Entries provided

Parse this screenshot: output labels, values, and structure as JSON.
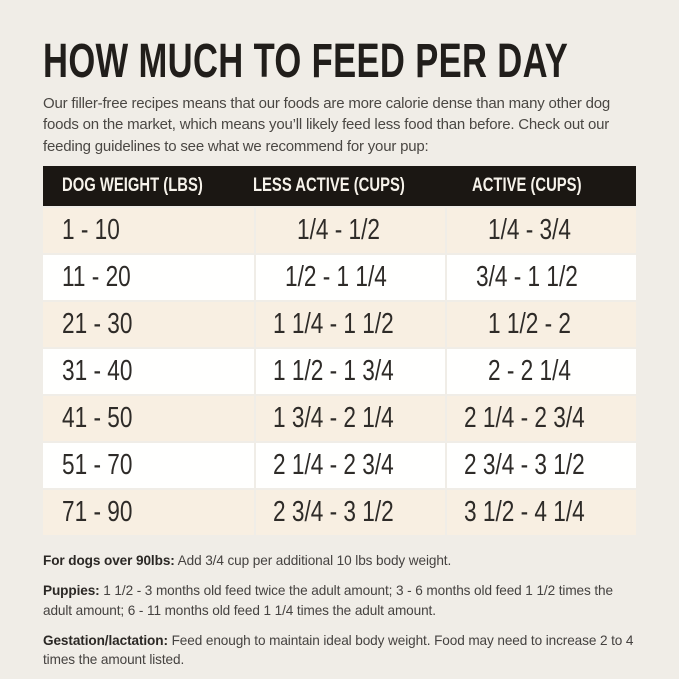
{
  "title": "HOW MUCH TO FEED PER DAY",
  "intro": "Our filler-free recipes means that our foods are more calorie dense than many other dog foods on the market, which means you’ll likely feed less food than before. Check out our feeding guidelines to see what we recommend for your pup:",
  "table": {
    "headers": [
      "DOG WEIGHT (LBS)",
      "LESS ACTIVE (CUPS)",
      "ACTIVE (CUPS)"
    ],
    "rows": [
      [
        "1 - 10",
        "1/4 - 1/2",
        "1/4 - 3/4"
      ],
      [
        "11 - 20",
        "1/2 - 1 1/4",
        "3/4 - 1 1/2"
      ],
      [
        "21 - 30",
        "1 1/4 - 1 1/2",
        "1 1/2 - 2"
      ],
      [
        "31 - 40",
        "1 1/2 - 1 3/4",
        "2 - 2 1/4"
      ],
      [
        "41 - 50",
        "1 3/4 - 2 1/4",
        "2 1/4 - 2 3/4"
      ],
      [
        "51 - 70",
        "2 1/4 - 2 3/4",
        "2 3/4 - 3 1/2"
      ],
      [
        "71 - 90",
        "2 3/4 - 3 1/2",
        "3 1/2 - 4 1/4"
      ]
    ]
  },
  "notes": [
    {
      "label": "For dogs over 90lbs:",
      "text": "Add 3/4 cup per additional 10 lbs body weight."
    },
    {
      "label": "Puppies:",
      "text": "1 1/2 - 3 months old feed twice the adult amount; 3 - 6 months old feed 1 1/2 times the adult amount; 6 - 11 months old feed 1 1/4 times the adult amount."
    },
    {
      "label": "Gestation/lactation:",
      "text": "Feed enough to maintain ideal body weight. Food may need to increase 2 to 4 times the amount listed."
    }
  ],
  "colors": {
    "page_background": "#f0ede7",
    "header_background": "#1b1713",
    "header_text": "#f6f2ea",
    "row_beige": "#f8efe2",
    "row_white": "#fffffe",
    "title_text": "#211e1b",
    "body_text": "#4a4743"
  }
}
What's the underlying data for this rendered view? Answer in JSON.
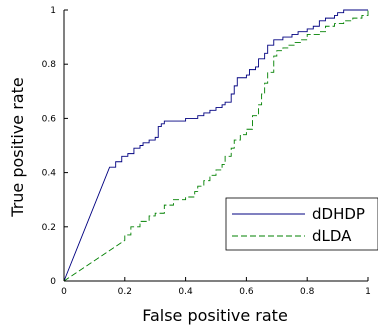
{
  "chart_data": {
    "type": "line",
    "xlabel": "False positive rate",
    "ylabel": "True positive rate",
    "xlim": [
      0,
      1
    ],
    "ylim": [
      0,
      1
    ],
    "xticks": [
      "0",
      "0.2",
      "0.4",
      "0.6",
      "0.8",
      "1"
    ],
    "yticks": [
      "0",
      "0.2",
      "0.4",
      "0.6",
      "0.8",
      "1"
    ],
    "grid": false,
    "legend_position": "lower-right",
    "series": [
      {
        "name": "dDHDP",
        "color": "#000080",
        "style": "solid",
        "points": [
          [
            0,
            0
          ],
          [
            0.15,
            0.42
          ],
          [
            0.17,
            0.42
          ],
          [
            0.17,
            0.44
          ],
          [
            0.19,
            0.44
          ],
          [
            0.19,
            0.46
          ],
          [
            0.21,
            0.46
          ],
          [
            0.21,
            0.47
          ],
          [
            0.23,
            0.47
          ],
          [
            0.23,
            0.49
          ],
          [
            0.25,
            0.49
          ],
          [
            0.25,
            0.5
          ],
          [
            0.26,
            0.5
          ],
          [
            0.26,
            0.51
          ],
          [
            0.28,
            0.51
          ],
          [
            0.28,
            0.52
          ],
          [
            0.3,
            0.52
          ],
          [
            0.3,
            0.53
          ],
          [
            0.31,
            0.53
          ],
          [
            0.31,
            0.55
          ],
          [
            0.31,
            0.57
          ],
          [
            0.32,
            0.57
          ],
          [
            0.32,
            0.58
          ],
          [
            0.33,
            0.58
          ],
          [
            0.33,
            0.59
          ],
          [
            0.38,
            0.59
          ],
          [
            0.38,
            0.59
          ],
          [
            0.4,
            0.59
          ],
          [
            0.4,
            0.6
          ],
          [
            0.44,
            0.6
          ],
          [
            0.44,
            0.61
          ],
          [
            0.46,
            0.61
          ],
          [
            0.46,
            0.62
          ],
          [
            0.48,
            0.62
          ],
          [
            0.48,
            0.63
          ],
          [
            0.5,
            0.63
          ],
          [
            0.5,
            0.64
          ],
          [
            0.52,
            0.64
          ],
          [
            0.52,
            0.65
          ],
          [
            0.53,
            0.65
          ],
          [
            0.53,
            0.66
          ],
          [
            0.55,
            0.66
          ],
          [
            0.55,
            0.69
          ],
          [
            0.56,
            0.69
          ],
          [
            0.56,
            0.72
          ],
          [
            0.57,
            0.72
          ],
          [
            0.57,
            0.75
          ],
          [
            0.6,
            0.75
          ],
          [
            0.6,
            0.76
          ],
          [
            0.61,
            0.76
          ],
          [
            0.61,
            0.78
          ],
          [
            0.63,
            0.78
          ],
          [
            0.63,
            0.79
          ],
          [
            0.64,
            0.79
          ],
          [
            0.64,
            0.82
          ],
          [
            0.66,
            0.82
          ],
          [
            0.66,
            0.84
          ],
          [
            0.67,
            0.84
          ],
          [
            0.67,
            0.87
          ],
          [
            0.69,
            0.87
          ],
          [
            0.69,
            0.89
          ],
          [
            0.72,
            0.89
          ],
          [
            0.72,
            0.9
          ],
          [
            0.75,
            0.9
          ],
          [
            0.75,
            0.91
          ],
          [
            0.77,
            0.91
          ],
          [
            0.77,
            0.92
          ],
          [
            0.8,
            0.92
          ],
          [
            0.8,
            0.93
          ],
          [
            0.82,
            0.93
          ],
          [
            0.82,
            0.94
          ],
          [
            0.84,
            0.94
          ],
          [
            0.84,
            0.96
          ],
          [
            0.86,
            0.96
          ],
          [
            0.86,
            0.97
          ],
          [
            0.89,
            0.97
          ],
          [
            0.89,
            0.98
          ],
          [
            0.9,
            0.98
          ],
          [
            0.9,
            0.99
          ],
          [
            0.92,
            0.99
          ],
          [
            0.92,
            1
          ],
          [
            1,
            1
          ]
        ]
      },
      {
        "name": "dLDA",
        "color": "#008000",
        "style": "dashed",
        "points": [
          [
            0,
            0
          ],
          [
            0.2,
            0.15
          ],
          [
            0.2,
            0.17
          ],
          [
            0.22,
            0.17
          ],
          [
            0.22,
            0.2
          ],
          [
            0.25,
            0.2
          ],
          [
            0.25,
            0.22
          ],
          [
            0.28,
            0.22
          ],
          [
            0.28,
            0.24
          ],
          [
            0.3,
            0.24
          ],
          [
            0.3,
            0.25
          ],
          [
            0.33,
            0.25
          ],
          [
            0.33,
            0.28
          ],
          [
            0.36,
            0.28
          ],
          [
            0.36,
            0.3
          ],
          [
            0.4,
            0.3
          ],
          [
            0.4,
            0.31
          ],
          [
            0.43,
            0.31
          ],
          [
            0.43,
            0.33
          ],
          [
            0.44,
            0.33
          ],
          [
            0.44,
            0.35
          ],
          [
            0.46,
            0.35
          ],
          [
            0.46,
            0.37
          ],
          [
            0.48,
            0.37
          ],
          [
            0.48,
            0.39
          ],
          [
            0.5,
            0.39
          ],
          [
            0.5,
            0.41
          ],
          [
            0.52,
            0.41
          ],
          [
            0.52,
            0.43
          ],
          [
            0.53,
            0.43
          ],
          [
            0.53,
            0.46
          ],
          [
            0.55,
            0.46
          ],
          [
            0.55,
            0.49
          ],
          [
            0.56,
            0.49
          ],
          [
            0.56,
            0.52
          ],
          [
            0.58,
            0.52
          ],
          [
            0.58,
            0.54
          ],
          [
            0.6,
            0.54
          ],
          [
            0.6,
            0.56
          ],
          [
            0.62,
            0.56
          ],
          [
            0.62,
            0.61
          ],
          [
            0.64,
            0.61
          ],
          [
            0.64,
            0.65
          ],
          [
            0.65,
            0.65
          ],
          [
            0.65,
            0.69
          ],
          [
            0.66,
            0.69
          ],
          [
            0.66,
            0.73
          ],
          [
            0.67,
            0.73
          ],
          [
            0.67,
            0.77
          ],
          [
            0.69,
            0.77
          ],
          [
            0.69,
            0.83
          ],
          [
            0.7,
            0.83
          ],
          [
            0.7,
            0.85
          ],
          [
            0.72,
            0.85
          ],
          [
            0.72,
            0.86
          ],
          [
            0.74,
            0.86
          ],
          [
            0.74,
            0.87
          ],
          [
            0.76,
            0.87
          ],
          [
            0.76,
            0.88
          ],
          [
            0.78,
            0.88
          ],
          [
            0.78,
            0.89
          ],
          [
            0.8,
            0.89
          ],
          [
            0.8,
            0.91
          ],
          [
            0.84,
            0.91
          ],
          [
            0.84,
            0.92
          ],
          [
            0.86,
            0.92
          ],
          [
            0.86,
            0.94
          ],
          [
            0.89,
            0.94
          ],
          [
            0.89,
            0.95
          ],
          [
            0.92,
            0.95
          ],
          [
            0.92,
            0.96
          ],
          [
            0.95,
            0.96
          ],
          [
            0.95,
            0.97
          ],
          [
            0.98,
            0.97
          ],
          [
            0.98,
            0.98
          ],
          [
            1,
            0.98
          ],
          [
            1,
            1
          ]
        ]
      }
    ]
  }
}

What the task asks
Identify the lines above that contain the word "this", then copy them.

Answer to the problem
Parse this screenshot: output labels, values, and structure as JSON.
What's the underlying data for this rendered view? Answer in JSON.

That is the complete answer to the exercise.